> **Required task**: Show, in full, each line of the data that contains "auch".

----------

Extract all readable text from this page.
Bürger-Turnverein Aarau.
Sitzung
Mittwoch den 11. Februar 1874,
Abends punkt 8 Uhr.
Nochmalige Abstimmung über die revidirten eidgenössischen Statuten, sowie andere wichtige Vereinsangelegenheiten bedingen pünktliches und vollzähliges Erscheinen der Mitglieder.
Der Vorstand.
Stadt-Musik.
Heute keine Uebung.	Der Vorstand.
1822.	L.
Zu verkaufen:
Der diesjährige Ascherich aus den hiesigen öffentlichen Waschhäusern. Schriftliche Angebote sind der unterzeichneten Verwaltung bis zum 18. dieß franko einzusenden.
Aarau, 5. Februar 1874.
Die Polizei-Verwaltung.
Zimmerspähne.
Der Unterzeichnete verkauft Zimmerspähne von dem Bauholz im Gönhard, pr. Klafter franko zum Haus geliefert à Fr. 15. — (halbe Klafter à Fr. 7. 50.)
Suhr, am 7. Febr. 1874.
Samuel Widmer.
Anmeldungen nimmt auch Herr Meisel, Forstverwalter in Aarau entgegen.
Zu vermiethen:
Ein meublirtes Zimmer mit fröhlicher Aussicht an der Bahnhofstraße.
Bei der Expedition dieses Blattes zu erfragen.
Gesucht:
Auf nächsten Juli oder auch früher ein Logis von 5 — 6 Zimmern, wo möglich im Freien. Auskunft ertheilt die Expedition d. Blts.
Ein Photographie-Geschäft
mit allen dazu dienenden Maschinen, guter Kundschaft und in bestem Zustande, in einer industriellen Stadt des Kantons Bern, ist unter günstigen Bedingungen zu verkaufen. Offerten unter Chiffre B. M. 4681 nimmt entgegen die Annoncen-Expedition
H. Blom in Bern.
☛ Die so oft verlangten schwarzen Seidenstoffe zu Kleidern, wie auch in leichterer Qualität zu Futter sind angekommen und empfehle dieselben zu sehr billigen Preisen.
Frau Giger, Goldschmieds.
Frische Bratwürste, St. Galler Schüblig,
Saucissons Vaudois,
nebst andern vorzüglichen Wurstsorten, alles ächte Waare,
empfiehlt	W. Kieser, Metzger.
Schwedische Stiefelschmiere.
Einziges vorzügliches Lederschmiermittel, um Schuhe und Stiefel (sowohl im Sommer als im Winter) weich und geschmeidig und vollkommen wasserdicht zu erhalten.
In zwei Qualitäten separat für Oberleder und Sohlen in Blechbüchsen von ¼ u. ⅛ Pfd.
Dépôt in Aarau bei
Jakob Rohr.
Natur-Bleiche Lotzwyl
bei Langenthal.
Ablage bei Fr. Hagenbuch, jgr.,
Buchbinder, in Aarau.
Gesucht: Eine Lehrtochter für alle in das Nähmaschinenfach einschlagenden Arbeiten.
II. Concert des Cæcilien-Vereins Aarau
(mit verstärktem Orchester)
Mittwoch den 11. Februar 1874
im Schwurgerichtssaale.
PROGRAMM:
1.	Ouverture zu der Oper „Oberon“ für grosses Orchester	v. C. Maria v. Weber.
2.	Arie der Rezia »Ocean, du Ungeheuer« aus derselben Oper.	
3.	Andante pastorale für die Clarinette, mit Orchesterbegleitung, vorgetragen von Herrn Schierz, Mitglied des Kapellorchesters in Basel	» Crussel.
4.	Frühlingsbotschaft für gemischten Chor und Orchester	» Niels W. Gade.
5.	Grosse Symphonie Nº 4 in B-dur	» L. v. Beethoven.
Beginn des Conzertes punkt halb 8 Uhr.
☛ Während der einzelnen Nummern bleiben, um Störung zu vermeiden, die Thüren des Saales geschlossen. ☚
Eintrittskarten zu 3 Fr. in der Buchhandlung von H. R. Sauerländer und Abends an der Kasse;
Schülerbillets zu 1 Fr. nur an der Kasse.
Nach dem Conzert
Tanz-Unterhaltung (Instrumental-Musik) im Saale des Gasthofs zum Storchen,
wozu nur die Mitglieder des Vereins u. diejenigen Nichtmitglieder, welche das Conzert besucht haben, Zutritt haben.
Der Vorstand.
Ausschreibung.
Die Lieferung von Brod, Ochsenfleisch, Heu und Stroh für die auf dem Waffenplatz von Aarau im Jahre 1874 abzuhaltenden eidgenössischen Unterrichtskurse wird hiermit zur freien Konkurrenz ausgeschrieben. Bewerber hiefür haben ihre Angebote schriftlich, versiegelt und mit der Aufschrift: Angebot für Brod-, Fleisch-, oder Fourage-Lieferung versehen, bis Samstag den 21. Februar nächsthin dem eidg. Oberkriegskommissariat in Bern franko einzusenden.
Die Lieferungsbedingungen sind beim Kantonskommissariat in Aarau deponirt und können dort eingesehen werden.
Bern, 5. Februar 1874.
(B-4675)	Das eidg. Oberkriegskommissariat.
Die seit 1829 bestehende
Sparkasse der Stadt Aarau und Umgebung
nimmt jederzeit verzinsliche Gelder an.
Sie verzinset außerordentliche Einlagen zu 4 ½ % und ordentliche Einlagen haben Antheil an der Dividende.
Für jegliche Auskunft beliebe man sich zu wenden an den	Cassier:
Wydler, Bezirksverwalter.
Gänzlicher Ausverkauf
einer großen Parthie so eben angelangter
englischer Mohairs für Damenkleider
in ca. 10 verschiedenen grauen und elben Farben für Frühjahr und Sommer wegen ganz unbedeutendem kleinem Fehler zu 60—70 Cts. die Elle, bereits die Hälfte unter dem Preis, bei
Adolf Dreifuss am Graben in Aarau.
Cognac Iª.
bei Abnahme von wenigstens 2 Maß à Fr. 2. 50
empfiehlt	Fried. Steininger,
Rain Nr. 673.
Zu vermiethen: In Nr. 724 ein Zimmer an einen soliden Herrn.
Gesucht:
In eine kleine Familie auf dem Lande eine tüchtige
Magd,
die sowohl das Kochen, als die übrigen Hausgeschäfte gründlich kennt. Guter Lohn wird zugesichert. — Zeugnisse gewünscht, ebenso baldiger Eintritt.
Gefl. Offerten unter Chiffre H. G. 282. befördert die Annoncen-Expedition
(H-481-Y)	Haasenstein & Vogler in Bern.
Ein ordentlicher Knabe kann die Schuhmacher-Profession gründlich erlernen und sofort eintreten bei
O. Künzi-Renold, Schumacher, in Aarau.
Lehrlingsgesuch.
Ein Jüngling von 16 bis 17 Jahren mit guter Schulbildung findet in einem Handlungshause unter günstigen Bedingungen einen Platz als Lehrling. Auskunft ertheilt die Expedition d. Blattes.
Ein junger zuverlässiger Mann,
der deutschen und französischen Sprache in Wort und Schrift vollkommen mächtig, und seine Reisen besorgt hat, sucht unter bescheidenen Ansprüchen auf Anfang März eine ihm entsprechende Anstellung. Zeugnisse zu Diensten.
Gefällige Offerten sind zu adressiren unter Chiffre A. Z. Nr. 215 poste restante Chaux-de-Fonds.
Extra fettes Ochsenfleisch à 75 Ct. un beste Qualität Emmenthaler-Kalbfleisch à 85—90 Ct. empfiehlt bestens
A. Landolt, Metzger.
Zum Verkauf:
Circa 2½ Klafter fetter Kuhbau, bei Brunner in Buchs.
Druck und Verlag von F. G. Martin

----------

> **Output**:
Anmeldungen nimmt auch Herr Meisel, Forstverwalter in Aarau entgegen.
Auf nächsten Juli oder auch früher ein Logis von 5 — 6 Zimmern, wo möglich im Freien. Auskunft ertheilt die Expedition d. Blts.
☛ Die so oft verlangten schwarzen Seidenstoffe zu Kleidern, wie auch in leichterer Qualität zu Futter sind angekommen und empfehle dieselben zu sehr billigen Preisen.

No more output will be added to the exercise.